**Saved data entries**
━━━━
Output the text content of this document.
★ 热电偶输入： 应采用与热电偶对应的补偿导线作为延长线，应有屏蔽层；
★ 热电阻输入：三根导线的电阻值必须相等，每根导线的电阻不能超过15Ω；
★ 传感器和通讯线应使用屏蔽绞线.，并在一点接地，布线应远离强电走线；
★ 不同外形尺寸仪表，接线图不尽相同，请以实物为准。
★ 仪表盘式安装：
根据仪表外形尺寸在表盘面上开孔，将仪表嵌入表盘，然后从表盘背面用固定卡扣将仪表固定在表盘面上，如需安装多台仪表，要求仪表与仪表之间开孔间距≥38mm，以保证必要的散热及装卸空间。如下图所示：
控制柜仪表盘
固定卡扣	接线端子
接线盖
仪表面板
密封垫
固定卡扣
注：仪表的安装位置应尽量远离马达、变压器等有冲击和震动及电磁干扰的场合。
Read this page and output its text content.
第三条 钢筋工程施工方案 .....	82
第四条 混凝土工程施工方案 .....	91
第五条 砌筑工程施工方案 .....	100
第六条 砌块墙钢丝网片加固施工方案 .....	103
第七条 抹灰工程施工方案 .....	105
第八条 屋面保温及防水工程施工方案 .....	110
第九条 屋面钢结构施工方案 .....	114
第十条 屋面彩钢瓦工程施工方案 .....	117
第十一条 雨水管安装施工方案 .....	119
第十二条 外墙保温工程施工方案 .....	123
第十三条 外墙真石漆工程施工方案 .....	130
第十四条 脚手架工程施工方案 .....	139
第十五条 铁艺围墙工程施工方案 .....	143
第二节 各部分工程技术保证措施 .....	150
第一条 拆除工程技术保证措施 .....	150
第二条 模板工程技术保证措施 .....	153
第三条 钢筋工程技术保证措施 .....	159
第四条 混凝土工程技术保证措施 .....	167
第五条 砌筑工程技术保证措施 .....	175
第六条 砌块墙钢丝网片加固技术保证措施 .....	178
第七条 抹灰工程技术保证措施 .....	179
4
━━━━
**Short problem**
How many of the lines above contain the string "text"? Give the number only.

**The completed task**
2